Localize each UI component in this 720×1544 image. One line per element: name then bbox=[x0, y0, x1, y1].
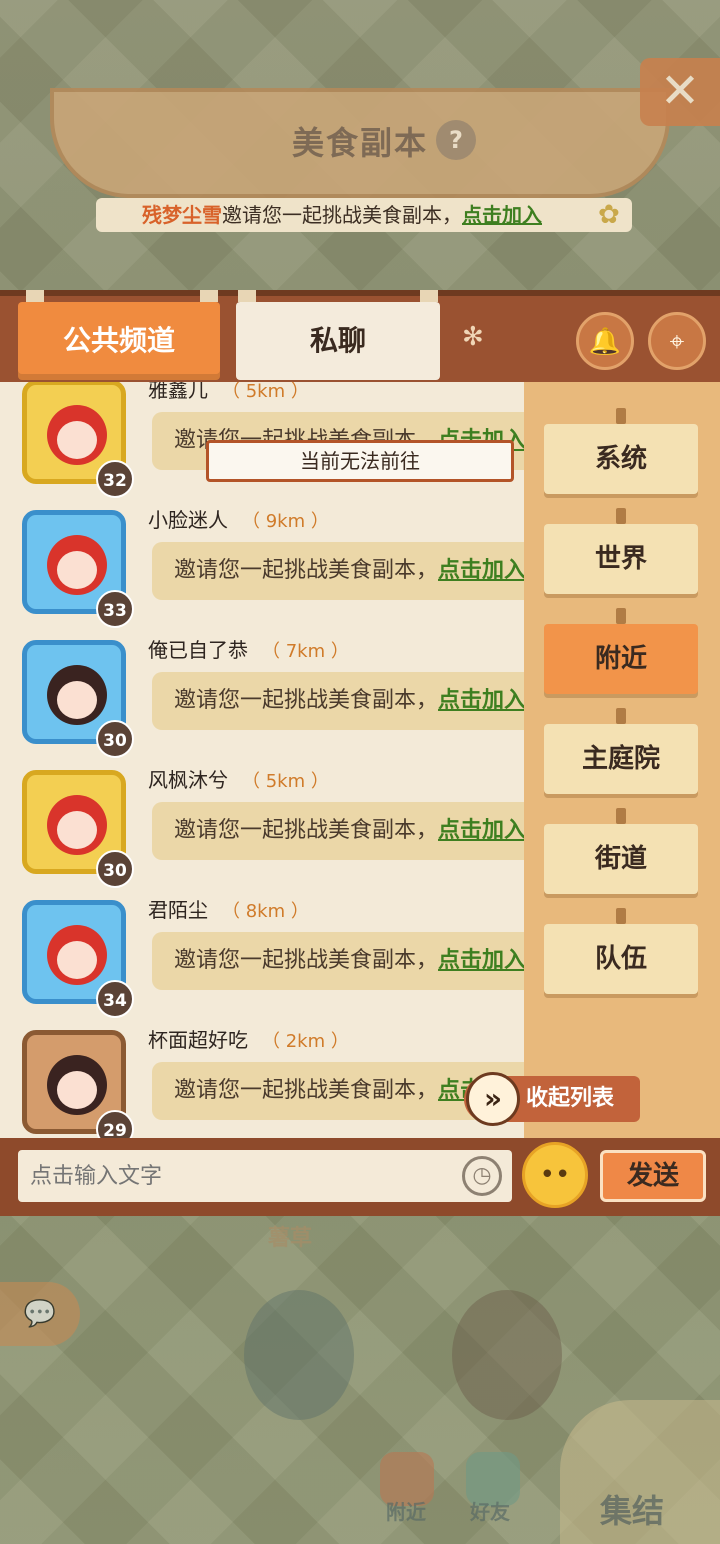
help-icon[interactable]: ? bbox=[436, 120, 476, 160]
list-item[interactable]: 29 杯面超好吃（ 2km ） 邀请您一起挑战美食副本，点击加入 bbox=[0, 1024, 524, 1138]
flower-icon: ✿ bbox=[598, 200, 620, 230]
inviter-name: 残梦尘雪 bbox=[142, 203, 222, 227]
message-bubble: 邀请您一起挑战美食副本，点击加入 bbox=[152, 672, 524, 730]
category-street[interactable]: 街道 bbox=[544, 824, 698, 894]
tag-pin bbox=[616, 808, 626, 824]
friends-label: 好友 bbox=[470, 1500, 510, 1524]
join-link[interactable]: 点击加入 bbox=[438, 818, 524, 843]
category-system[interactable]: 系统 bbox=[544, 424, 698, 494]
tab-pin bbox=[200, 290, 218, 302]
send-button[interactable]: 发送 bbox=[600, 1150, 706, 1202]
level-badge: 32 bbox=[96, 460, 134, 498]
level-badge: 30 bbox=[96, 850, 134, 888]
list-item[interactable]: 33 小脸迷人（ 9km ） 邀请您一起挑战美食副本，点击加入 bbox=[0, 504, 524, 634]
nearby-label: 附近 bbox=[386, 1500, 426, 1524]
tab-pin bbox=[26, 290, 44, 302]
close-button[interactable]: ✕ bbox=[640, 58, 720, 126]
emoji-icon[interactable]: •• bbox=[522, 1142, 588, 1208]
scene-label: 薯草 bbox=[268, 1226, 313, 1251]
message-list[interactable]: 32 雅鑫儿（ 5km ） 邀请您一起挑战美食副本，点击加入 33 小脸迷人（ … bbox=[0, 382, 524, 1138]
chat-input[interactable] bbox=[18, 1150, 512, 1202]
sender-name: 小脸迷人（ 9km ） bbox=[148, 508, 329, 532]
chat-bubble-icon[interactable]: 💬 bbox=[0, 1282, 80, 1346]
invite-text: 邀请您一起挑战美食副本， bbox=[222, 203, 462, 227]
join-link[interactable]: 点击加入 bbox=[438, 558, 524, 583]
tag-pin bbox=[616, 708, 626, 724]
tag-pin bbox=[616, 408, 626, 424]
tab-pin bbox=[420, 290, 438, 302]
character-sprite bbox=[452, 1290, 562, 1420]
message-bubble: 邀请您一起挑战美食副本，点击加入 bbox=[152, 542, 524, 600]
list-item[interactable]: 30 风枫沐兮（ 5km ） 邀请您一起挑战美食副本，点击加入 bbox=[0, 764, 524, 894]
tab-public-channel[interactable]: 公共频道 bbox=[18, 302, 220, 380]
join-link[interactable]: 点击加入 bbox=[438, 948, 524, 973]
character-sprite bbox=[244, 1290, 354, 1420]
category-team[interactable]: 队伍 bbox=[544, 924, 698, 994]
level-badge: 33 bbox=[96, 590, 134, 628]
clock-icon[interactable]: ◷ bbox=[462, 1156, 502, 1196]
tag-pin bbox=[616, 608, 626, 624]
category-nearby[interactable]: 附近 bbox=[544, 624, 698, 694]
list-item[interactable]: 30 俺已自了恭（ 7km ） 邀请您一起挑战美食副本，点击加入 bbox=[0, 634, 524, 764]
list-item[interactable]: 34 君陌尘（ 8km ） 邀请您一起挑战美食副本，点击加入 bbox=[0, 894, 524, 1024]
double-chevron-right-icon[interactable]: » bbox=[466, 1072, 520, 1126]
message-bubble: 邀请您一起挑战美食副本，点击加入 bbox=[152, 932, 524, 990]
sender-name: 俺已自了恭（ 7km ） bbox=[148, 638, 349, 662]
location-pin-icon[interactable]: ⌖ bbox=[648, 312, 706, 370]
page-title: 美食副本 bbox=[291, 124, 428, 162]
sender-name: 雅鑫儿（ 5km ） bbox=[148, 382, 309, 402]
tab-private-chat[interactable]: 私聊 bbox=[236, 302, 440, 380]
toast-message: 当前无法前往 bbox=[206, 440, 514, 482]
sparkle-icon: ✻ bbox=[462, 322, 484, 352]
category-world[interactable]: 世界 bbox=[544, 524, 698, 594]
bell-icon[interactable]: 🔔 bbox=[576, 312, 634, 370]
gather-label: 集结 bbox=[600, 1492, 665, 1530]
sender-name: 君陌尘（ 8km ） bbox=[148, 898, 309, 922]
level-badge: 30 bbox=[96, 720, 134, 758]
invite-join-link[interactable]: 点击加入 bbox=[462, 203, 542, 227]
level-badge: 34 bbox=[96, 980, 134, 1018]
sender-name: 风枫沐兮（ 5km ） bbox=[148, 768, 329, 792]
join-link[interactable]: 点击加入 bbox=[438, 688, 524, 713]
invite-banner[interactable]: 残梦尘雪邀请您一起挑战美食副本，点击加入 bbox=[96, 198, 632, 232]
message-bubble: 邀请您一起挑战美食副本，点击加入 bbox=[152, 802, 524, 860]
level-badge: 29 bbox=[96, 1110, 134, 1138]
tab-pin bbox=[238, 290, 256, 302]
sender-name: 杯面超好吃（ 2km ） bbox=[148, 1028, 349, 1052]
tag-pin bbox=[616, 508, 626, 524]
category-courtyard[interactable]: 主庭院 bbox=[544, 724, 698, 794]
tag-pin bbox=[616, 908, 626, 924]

====

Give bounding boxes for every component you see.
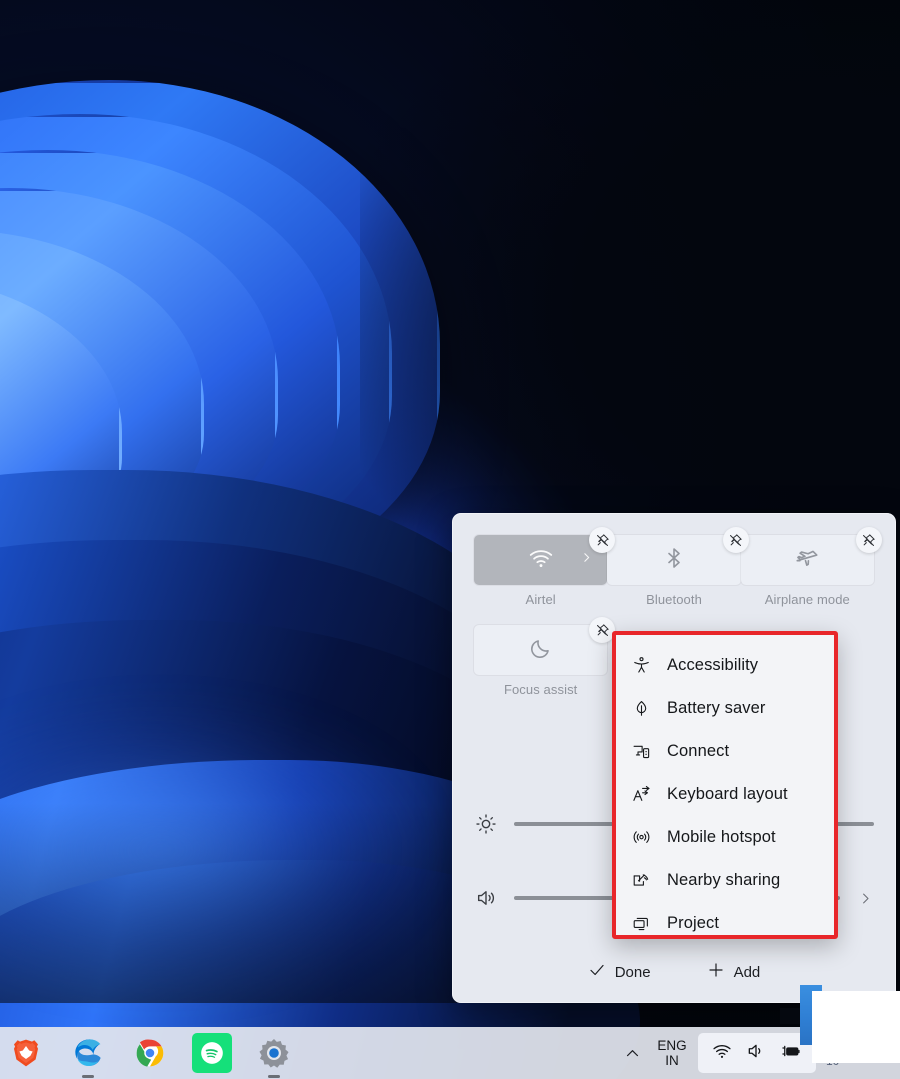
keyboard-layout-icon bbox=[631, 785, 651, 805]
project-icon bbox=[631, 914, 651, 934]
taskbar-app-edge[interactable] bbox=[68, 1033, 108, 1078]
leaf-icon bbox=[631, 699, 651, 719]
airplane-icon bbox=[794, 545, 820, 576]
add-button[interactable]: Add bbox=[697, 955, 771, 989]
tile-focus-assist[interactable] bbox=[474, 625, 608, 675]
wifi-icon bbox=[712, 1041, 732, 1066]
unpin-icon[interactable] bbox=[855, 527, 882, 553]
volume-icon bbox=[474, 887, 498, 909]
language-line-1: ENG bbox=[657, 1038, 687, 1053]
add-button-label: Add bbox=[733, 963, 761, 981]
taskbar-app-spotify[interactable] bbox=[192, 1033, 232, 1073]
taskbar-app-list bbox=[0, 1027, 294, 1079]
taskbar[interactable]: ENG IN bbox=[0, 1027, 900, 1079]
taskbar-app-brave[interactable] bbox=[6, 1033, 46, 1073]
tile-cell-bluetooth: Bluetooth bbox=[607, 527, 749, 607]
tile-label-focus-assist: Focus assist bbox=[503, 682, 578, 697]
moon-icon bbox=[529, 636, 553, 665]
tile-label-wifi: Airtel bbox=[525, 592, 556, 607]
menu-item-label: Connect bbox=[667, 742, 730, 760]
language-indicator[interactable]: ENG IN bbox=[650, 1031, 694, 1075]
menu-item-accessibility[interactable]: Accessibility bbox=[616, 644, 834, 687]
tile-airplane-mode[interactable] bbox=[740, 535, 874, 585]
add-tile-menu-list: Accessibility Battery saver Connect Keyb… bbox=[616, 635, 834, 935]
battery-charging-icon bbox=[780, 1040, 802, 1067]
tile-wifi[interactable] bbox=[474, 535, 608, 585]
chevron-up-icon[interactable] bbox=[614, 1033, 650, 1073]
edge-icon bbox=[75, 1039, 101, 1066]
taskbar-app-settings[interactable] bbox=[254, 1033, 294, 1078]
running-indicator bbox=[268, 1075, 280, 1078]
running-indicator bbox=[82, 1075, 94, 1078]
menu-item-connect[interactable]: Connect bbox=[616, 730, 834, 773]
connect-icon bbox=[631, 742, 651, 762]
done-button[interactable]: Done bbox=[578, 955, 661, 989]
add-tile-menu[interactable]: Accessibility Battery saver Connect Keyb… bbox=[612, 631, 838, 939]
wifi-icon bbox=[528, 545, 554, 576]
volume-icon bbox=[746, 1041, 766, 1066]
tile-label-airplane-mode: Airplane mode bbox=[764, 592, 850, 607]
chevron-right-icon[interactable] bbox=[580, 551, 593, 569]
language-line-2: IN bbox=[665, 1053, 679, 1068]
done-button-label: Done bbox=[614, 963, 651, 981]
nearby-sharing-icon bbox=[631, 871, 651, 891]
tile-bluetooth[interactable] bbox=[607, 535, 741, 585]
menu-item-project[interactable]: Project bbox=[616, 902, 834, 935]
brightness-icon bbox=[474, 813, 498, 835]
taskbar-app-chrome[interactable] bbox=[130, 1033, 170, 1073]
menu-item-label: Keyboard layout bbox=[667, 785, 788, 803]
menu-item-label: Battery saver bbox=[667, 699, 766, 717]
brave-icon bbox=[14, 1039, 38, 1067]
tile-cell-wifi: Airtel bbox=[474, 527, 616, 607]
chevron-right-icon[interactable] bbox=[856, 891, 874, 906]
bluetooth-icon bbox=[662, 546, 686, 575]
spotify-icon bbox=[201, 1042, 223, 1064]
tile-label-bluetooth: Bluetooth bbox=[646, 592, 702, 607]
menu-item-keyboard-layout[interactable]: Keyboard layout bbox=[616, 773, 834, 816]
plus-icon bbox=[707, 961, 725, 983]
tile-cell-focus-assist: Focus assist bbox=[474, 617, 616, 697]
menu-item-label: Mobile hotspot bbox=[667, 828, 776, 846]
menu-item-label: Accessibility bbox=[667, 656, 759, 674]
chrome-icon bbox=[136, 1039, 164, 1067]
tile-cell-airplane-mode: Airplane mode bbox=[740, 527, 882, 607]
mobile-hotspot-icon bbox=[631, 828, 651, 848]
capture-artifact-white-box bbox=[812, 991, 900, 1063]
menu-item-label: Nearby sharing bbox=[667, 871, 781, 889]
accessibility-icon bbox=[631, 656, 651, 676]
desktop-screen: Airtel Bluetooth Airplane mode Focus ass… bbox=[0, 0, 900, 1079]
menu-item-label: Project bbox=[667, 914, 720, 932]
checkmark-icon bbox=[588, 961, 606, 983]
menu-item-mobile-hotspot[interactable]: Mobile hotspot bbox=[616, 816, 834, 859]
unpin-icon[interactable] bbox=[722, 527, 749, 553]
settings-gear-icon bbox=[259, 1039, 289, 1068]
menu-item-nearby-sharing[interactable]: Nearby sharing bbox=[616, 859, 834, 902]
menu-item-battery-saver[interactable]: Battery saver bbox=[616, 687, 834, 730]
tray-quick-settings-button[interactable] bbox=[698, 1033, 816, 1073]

====

Print the lines of data from the one containing "help-icon[interactable]: ? bbox=[436, 120, 476, 160]" through the one containing "message-bubble: 邀请您一起挑战美食副本，点击加入 bbox=[152, 672, 524, 730]", both included, with no changes.

### Written solution
help-icon[interactable]: ? bbox=[436, 120, 476, 160]
list-item[interactable]: 29 杯面超好吃（ 2km ） 邀请您一起挑战美食副本，点击加入 bbox=[0, 1024, 524, 1138]
flower-icon: ✿ bbox=[598, 200, 620, 230]
inviter-name: 残梦尘雪 bbox=[142, 203, 222, 227]
message-bubble: 邀请您一起挑战美食副本，点击加入 bbox=[152, 672, 524, 730]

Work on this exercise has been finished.